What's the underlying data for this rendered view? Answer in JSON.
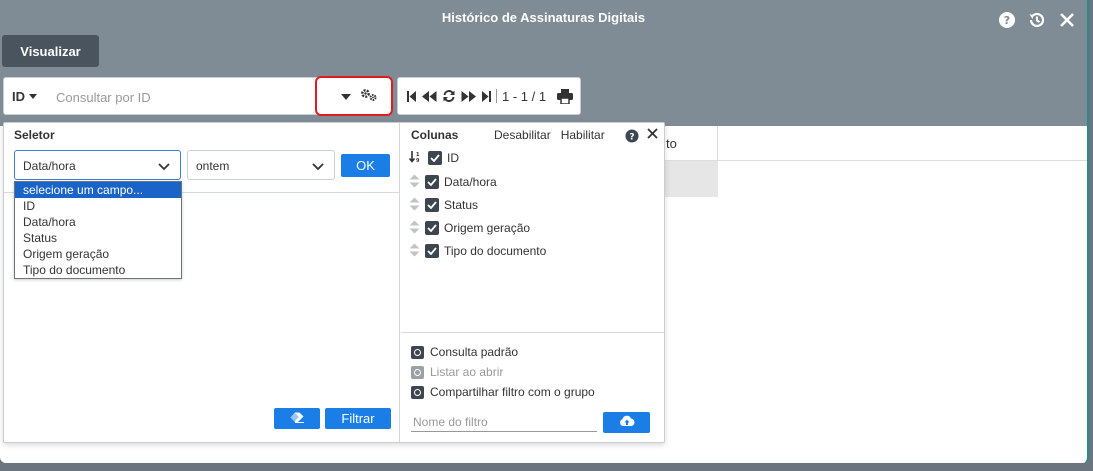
{
  "window": {
    "title": "Histórico de Assinaturas Digitais"
  },
  "header_icons": {
    "help": "help-icon",
    "history": "history-icon",
    "close": "close-icon"
  },
  "toolbar": {
    "view_label": "Visualizar"
  },
  "search": {
    "field": "ID",
    "placeholder": "Consultar por ID"
  },
  "pager": {
    "count": "1 - 1 / 1"
  },
  "grid": {
    "partial_header": "to"
  },
  "selector": {
    "title": "Seletor",
    "field_value": "Data/hora",
    "period_value": "ontem",
    "ok_label": "OK",
    "dropdown": [
      "selecione um campo...",
      "ID",
      "Data/hora",
      "Status",
      "Origem geração",
      "Tipo do documento"
    ],
    "filter_label": "Filtrar"
  },
  "columns": {
    "title": "Colunas",
    "disable_label": "Desabilitar",
    "enable_label": "Habilitar",
    "items": [
      "ID",
      "Data/hora",
      "Status",
      "Origem geração",
      "Tipo do documento"
    ]
  },
  "options": {
    "default_query": "Consulta padrão",
    "list_on_open": "Listar ao abrir",
    "share_filter": "Compartilhar filtro com o grupo",
    "filter_name_placeholder": "Nome do filtro"
  },
  "colors": {
    "primary": "#1a7ee6",
    "header": "#7f8c96",
    "highlight": "#e01b22"
  }
}
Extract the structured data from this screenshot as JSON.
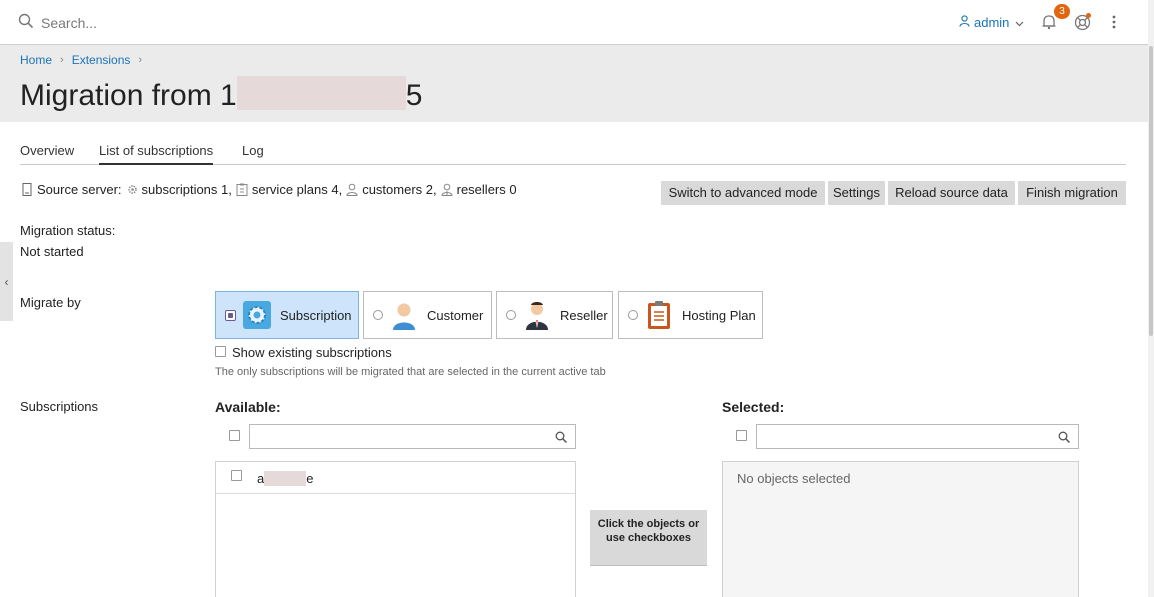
{
  "topbar": {
    "search_placeholder": "Search...",
    "user_label": "admin",
    "notification_count": "3"
  },
  "breadcrumb": [
    "Home",
    "Extensions"
  ],
  "page": {
    "title_start": "Migration from 1",
    "title_end": "5"
  },
  "tabs": [
    {
      "label": "Overview",
      "active": false
    },
    {
      "label": "List of subscriptions",
      "active": true
    },
    {
      "label": "Log",
      "active": false
    }
  ],
  "source": {
    "label": "Source server:",
    "subscriptions": "subscriptions 1,",
    "plans": "service plans 4,",
    "customers": "customers 2,",
    "resellers": "resellers 0"
  },
  "toolbar": {
    "advanced": "Switch to advanced mode",
    "settings": "Settings",
    "reload": "Reload source data",
    "finish": "Finish migration"
  },
  "status": {
    "label": "Migration status:",
    "value": "Not started"
  },
  "migrate_by": {
    "label": "Migrate by",
    "options": [
      "Subscription",
      "Customer",
      "Reseller",
      "Hosting Plan"
    ],
    "selected": "Subscription"
  },
  "show_existing": "Show existing subscriptions",
  "hint": "The only subscriptions will be migrated that are selected in the current active tab",
  "subscriptions_label": "Subscriptions",
  "available": {
    "title": "Available:",
    "item_start": "a",
    "item_end": "e"
  },
  "selected": {
    "title": "Selected:",
    "empty": "No objects selected"
  },
  "mid_button": "Click the objects or use checkboxes",
  "colors": {
    "link": "#1a73b8",
    "badge": "#e2650f",
    "selected_option_bg": "#cde4fa",
    "button_bg": "#d9d9d9"
  }
}
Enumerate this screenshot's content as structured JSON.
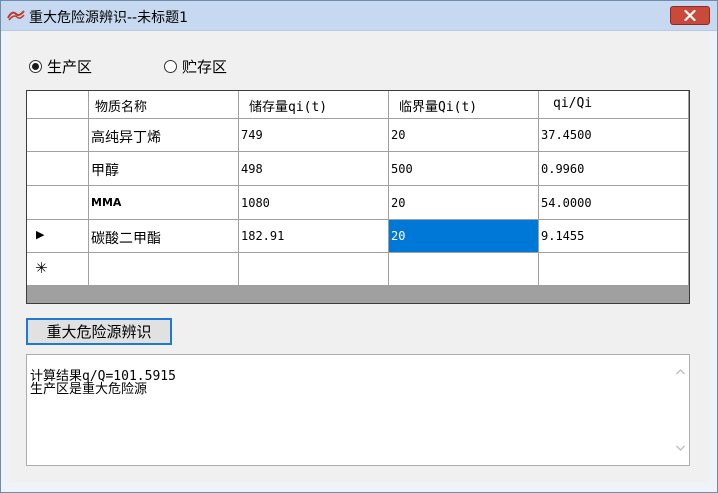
{
  "window": {
    "title": "重大危险源辨识--未标题1"
  },
  "radios": [
    {
      "label": "生产区",
      "checked": true
    },
    {
      "label": "贮存区",
      "checked": false
    }
  ],
  "grid": {
    "columns": [
      "物质名称",
      "储存量qi(t)",
      "临界量Qi(t)",
      "qi/Qi"
    ],
    "rows": [
      {
        "indicator": "",
        "cells": [
          "高纯异丁烯",
          "749",
          "20",
          "37.4500"
        ]
      },
      {
        "indicator": "",
        "cells": [
          "甲醇",
          "498",
          "500",
          "0.9960"
        ]
      },
      {
        "indicator": "",
        "cells": [
          "MMA",
          "1080",
          "20",
          "54.0000"
        ]
      },
      {
        "indicator": "▶",
        "cells": [
          "碳酸二甲酯",
          "182.91",
          "20",
          "9.1455"
        ]
      },
      {
        "indicator": "✳",
        "cells": [
          "",
          "",
          "",
          ""
        ]
      }
    ],
    "selected_cell": {
      "row": 3,
      "col": 2
    }
  },
  "identify_button": {
    "label": "重大危险源辨识"
  },
  "result": {
    "lines": [
      "计算结果q/Q=101.5915",
      "生产区是重大危险源"
    ]
  },
  "icons": {
    "app": "app-logo-icon",
    "close": "close-icon",
    "scroll_up": "scroll-up-icon",
    "scroll_down": "scroll-down-icon"
  },
  "colors": {
    "title_bar": "#c7d9f0",
    "close_button": "#c94a3b",
    "selection": "#0078d7",
    "button_border": "#1e78d6"
  }
}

**Required work**
Give the data again exactly as written, with all pictures left out.

**Answer to the task**
What's the underlying data for this rendered view? Answer in JSON.
{
  "window": {
    "title": "Histórico de Assinaturas Digitais"
  },
  "header_icons": {
    "help": "help-icon",
    "history": "history-icon",
    "close": "close-icon"
  },
  "toolbar": {
    "view_label": "Visualizar"
  },
  "search": {
    "field": "ID",
    "placeholder": "Consultar por ID"
  },
  "pager": {
    "count": "1 - 1 / 1"
  },
  "grid": {
    "partial_header": "to"
  },
  "selector": {
    "title": "Seletor",
    "field_value": "Data/hora",
    "period_value": "ontem",
    "ok_label": "OK",
    "dropdown": [
      "selecione um campo...",
      "ID",
      "Data/hora",
      "Status",
      "Origem geração",
      "Tipo do documento"
    ],
    "filter_label": "Filtrar"
  },
  "columns": {
    "title": "Colunas",
    "disable_label": "Desabilitar",
    "enable_label": "Habilitar",
    "items": [
      "ID",
      "Data/hora",
      "Status",
      "Origem geração",
      "Tipo do documento"
    ]
  },
  "options": {
    "default_query": "Consulta padrão",
    "list_on_open": "Listar ao abrir",
    "share_filter": "Compartilhar filtro com o grupo",
    "filter_name_placeholder": "Nome do filtro"
  },
  "colors": {
    "primary": "#1a7ee6",
    "header": "#7f8c96",
    "highlight": "#e01b22"
  }
}
Extract the structured data from this screenshot as JSON.
{
  "topbar": {
    "search_placeholder": "Search...",
    "user_label": "admin",
    "notification_count": "3"
  },
  "breadcrumb": [
    "Home",
    "Extensions"
  ],
  "page": {
    "title_start": "Migration from 1",
    "title_end": "5"
  },
  "tabs": [
    {
      "label": "Overview",
      "active": false
    },
    {
      "label": "List of subscriptions",
      "active": true
    },
    {
      "label": "Log",
      "active": false
    }
  ],
  "source": {
    "label": "Source server:",
    "subscriptions": "subscriptions 1,",
    "plans": "service plans 4,",
    "customers": "customers 2,",
    "resellers": "resellers 0"
  },
  "toolbar": {
    "advanced": "Switch to advanced mode",
    "settings": "Settings",
    "reload": "Reload source data",
    "finish": "Finish migration"
  },
  "status": {
    "label": "Migration status:",
    "value": "Not started"
  },
  "migrate_by": {
    "label": "Migrate by",
    "options": [
      "Subscription",
      "Customer",
      "Reseller",
      "Hosting Plan"
    ],
    "selected": "Subscription"
  },
  "show_existing": "Show existing subscriptions",
  "hint": "The only subscriptions will be migrated that are selected in the current active tab",
  "subscriptions_label": "Subscriptions",
  "available": {
    "title": "Available:",
    "item_start": "a",
    "item_end": "e"
  },
  "selected": {
    "title": "Selected:",
    "empty": "No objects selected"
  },
  "mid_button": "Click the objects or use checkboxes",
  "colors": {
    "link": "#1a73b8",
    "badge": "#e2650f",
    "selected_option_bg": "#cde4fa",
    "button_bg": "#d9d9d9"
  }
}
Enumerate this screenshot's content as structured JSON.
{
  "window": {
    "title": "重大危险源辨识--未标题1"
  },
  "radios": [
    {
      "label": "生产区",
      "checked": true
    },
    {
      "label": "贮存区",
      "checked": false
    }
  ],
  "grid": {
    "columns": [
      "物质名称",
      "储存量qi(t)",
      "临界量Qi(t)",
      "qi/Qi"
    ],
    "rows": [
      {
        "indicator": "",
        "cells": [
          "高纯异丁烯",
          "749",
          "20",
          "37.4500"
        ]
      },
      {
        "indicator": "",
        "cells": [
          "甲醇",
          "498",
          "500",
          "0.9960"
        ]
      },
      {
        "indicator": "",
        "cells": [
          "MMA",
          "1080",
          "20",
          "54.0000"
        ]
      },
      {
        "indicator": "▶",
        "cells": [
          "碳酸二甲酯",
          "182.91",
          "20",
          "9.1455"
        ]
      },
      {
        "indicator": "✳",
        "cells": [
          "",
          "",
          "",
          ""
        ]
      }
    ],
    "selected_cell": {
      "row": 3,
      "col": 2
    }
  },
  "identify_button": {
    "label": "重大危险源辨识"
  },
  "result": {
    "lines": [
      "计算结果q/Q=101.5915",
      "生产区是重大危险源"
    ]
  },
  "icons": {
    "app": "app-logo-icon",
    "close": "close-icon",
    "scroll_up": "scroll-up-icon",
    "scroll_down": "scroll-down-icon"
  },
  "colors": {
    "title_bar": "#c7d9f0",
    "close_button": "#c94a3b",
    "selection": "#0078d7",
    "button_border": "#1e78d6"
  }
}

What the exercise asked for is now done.